» What needs to be done: List each line of the data that holds the string "Annually".

** Begin Provided records **

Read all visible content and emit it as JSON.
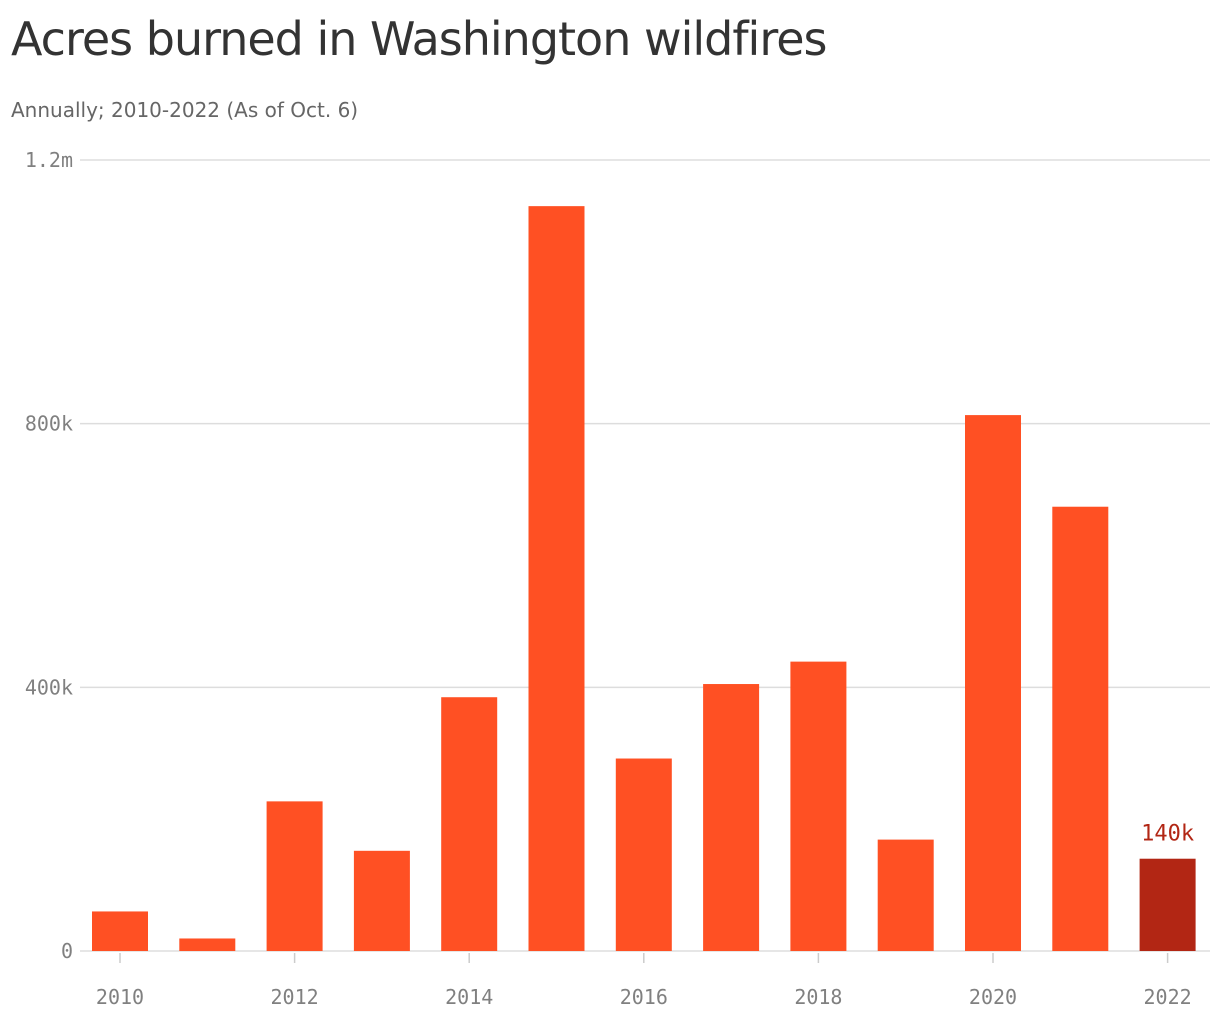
{
  "title": "Acres burned in Washington wildfires",
  "subtitle": "Annually; 2010-2022 (As of Oct. 6)",
  "colors": {
    "bar": "#ff5023",
    "highlight": "#b22614",
    "grid": "#dddddd",
    "axis_text": "#808080",
    "title": "#333333",
    "subtitle": "#666666"
  },
  "chart_data": {
    "type": "bar",
    "title": "Acres burned in Washington wildfires",
    "subtitle": "Annually; 2010-2022 (As of Oct. 6)",
    "xlabel": "",
    "ylabel": "",
    "categories": [
      2010,
      2011,
      2012,
      2013,
      2014,
      2015,
      2016,
      2017,
      2018,
      2019,
      2020,
      2021,
      2022
    ],
    "values": [
      60000,
      19000,
      227000,
      152000,
      385000,
      1130000,
      292000,
      405000,
      439000,
      169000,
      813000,
      674000,
      140000
    ],
    "ylim": [
      0,
      1200000
    ],
    "y_ticks": [
      {
        "value": 0,
        "label": "0"
      },
      {
        "value": 400000,
        "label": "400k"
      },
      {
        "value": 800000,
        "label": "800k"
      },
      {
        "value": 1200000,
        "label": "1.2m"
      }
    ],
    "x_tick_labels": [
      "2010",
      "2012",
      "2014",
      "2016",
      "2018",
      "2020",
      "2022"
    ],
    "highlight": {
      "category": 2022,
      "label": "140k"
    },
    "grid": true,
    "legend": false
  }
}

** End Provided records **

» Correct answer:
  "subtitle": "Annually; 2010-2022 (As of Oct. 6)",
    "subtitle": "Annually; 2010-2022 (As of Oct. 6)",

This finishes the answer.